_Provided entries_.
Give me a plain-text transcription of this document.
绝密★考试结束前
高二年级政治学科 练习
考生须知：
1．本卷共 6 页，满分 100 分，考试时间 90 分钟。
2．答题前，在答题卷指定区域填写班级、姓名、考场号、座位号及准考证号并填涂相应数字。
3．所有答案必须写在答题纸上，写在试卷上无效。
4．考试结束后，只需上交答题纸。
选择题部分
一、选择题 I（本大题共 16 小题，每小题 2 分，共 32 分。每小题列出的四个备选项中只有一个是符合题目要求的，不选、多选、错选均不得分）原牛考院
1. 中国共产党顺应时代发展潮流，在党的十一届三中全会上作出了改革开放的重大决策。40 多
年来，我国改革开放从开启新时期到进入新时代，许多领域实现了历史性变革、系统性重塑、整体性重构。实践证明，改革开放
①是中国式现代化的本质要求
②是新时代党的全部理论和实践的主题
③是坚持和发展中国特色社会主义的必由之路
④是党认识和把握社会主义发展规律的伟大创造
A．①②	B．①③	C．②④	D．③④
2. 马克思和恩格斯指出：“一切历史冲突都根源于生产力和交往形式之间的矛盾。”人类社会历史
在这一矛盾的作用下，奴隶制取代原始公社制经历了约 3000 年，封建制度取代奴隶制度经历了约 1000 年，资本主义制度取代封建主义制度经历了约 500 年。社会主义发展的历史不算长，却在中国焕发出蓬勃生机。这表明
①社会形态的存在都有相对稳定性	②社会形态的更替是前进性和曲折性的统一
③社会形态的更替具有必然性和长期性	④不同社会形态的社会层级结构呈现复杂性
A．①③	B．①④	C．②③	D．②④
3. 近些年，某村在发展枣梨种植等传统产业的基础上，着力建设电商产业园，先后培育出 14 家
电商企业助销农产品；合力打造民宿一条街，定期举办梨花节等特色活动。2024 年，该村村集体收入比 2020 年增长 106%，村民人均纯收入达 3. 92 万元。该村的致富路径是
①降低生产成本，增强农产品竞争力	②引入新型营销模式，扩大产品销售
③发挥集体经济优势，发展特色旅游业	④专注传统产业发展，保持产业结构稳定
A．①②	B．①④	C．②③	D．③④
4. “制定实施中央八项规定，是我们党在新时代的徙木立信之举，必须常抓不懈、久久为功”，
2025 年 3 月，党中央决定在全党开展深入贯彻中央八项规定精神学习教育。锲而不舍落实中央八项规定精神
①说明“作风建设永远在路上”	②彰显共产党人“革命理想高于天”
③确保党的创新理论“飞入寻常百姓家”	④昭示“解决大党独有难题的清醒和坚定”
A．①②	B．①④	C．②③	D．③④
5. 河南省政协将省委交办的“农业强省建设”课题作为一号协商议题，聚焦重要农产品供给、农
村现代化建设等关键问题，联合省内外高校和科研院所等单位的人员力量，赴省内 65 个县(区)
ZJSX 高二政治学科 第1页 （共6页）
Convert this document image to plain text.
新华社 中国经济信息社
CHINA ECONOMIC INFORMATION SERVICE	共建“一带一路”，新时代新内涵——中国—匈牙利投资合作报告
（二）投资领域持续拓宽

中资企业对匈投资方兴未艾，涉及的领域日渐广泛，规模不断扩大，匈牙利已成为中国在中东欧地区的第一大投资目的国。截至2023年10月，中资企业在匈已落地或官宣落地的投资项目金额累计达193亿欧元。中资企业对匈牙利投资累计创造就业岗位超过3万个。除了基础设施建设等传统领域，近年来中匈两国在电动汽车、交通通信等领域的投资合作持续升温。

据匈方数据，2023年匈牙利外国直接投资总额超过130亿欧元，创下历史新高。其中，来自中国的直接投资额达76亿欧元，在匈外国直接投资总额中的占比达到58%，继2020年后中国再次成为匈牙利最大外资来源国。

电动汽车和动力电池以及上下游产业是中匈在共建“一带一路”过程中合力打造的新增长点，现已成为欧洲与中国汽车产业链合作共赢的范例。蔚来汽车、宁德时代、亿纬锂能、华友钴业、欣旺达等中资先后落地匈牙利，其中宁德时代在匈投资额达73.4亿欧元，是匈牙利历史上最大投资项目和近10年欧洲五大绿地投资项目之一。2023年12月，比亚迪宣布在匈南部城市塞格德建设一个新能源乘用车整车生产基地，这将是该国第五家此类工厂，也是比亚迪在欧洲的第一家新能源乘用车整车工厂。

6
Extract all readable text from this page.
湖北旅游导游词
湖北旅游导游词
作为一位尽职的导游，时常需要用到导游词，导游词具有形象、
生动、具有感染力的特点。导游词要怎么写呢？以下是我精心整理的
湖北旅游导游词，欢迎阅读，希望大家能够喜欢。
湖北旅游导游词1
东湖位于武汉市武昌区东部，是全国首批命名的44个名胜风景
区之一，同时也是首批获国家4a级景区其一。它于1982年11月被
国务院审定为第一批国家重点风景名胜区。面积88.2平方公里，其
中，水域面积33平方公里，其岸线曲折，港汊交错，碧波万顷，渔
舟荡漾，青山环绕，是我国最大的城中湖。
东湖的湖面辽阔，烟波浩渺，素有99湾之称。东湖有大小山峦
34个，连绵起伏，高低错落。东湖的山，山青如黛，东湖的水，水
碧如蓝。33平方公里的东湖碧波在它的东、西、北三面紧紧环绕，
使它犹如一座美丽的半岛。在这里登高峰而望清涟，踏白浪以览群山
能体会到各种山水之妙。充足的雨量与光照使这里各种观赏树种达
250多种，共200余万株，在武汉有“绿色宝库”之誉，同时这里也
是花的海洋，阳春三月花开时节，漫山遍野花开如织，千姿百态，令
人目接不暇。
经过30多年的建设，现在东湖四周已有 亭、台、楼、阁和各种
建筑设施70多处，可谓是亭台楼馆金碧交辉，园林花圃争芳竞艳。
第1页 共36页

_The task_.
In the records above, locate each line with the word "this". Copy all such lines.

_Solution to the problem_.
Give me a plain-text transcription of this document.
Convert this document image to plain text.
Extract all readable text from this page.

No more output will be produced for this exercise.